Record excerpts.
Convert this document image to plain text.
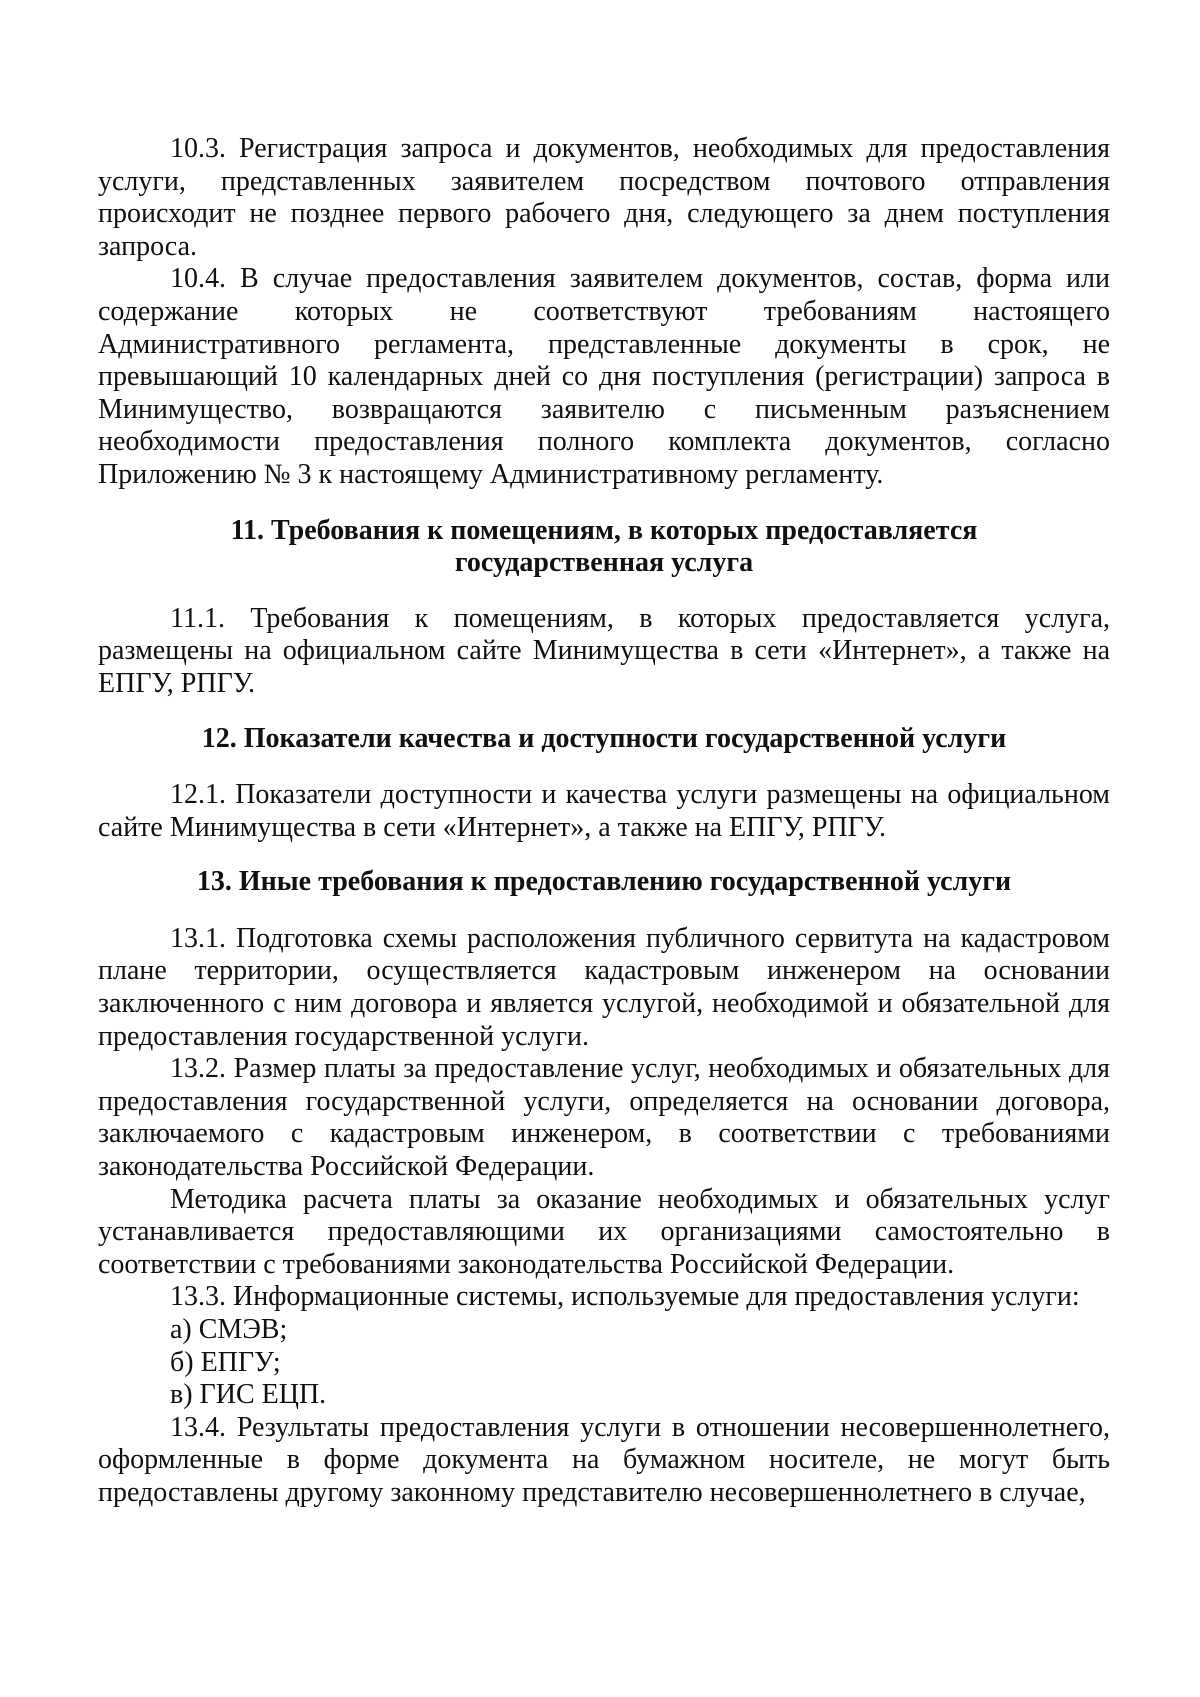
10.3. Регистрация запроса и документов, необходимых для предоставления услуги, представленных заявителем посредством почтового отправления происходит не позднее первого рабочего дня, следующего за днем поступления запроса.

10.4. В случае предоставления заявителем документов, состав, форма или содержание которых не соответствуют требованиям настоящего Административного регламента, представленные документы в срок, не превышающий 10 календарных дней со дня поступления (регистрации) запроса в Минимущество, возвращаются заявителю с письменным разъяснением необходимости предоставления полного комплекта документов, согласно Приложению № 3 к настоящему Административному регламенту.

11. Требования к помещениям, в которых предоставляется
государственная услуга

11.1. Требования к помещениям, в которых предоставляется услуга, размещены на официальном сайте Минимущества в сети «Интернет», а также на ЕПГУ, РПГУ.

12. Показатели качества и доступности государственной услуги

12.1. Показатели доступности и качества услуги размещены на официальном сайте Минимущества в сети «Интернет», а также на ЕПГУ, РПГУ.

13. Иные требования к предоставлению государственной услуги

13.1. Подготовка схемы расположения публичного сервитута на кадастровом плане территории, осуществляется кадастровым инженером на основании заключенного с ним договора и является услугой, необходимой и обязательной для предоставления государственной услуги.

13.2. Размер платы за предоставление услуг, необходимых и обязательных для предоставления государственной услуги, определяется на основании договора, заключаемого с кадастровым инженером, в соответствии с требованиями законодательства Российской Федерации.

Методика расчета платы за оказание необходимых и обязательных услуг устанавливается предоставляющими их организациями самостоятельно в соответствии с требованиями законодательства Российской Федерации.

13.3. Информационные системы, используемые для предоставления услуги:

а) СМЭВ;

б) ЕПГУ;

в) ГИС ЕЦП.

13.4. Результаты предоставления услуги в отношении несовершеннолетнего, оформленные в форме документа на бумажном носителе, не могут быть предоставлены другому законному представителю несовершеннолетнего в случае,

Goal. List every line above that holds the word "ЕПГУ".

Result for this task.
11.1. Требования к помещениям, в которых предоставляется услуга, размещены на официальном сайте Минимущества в сети «Интернет», а также на ЕПГУ, РПГУ.
12.1. Показатели доступности и качества услуги размещены на официальном сайте Минимущества в сети «Интернет», а также на ЕПГУ, РПГУ.
б) ЕПГУ;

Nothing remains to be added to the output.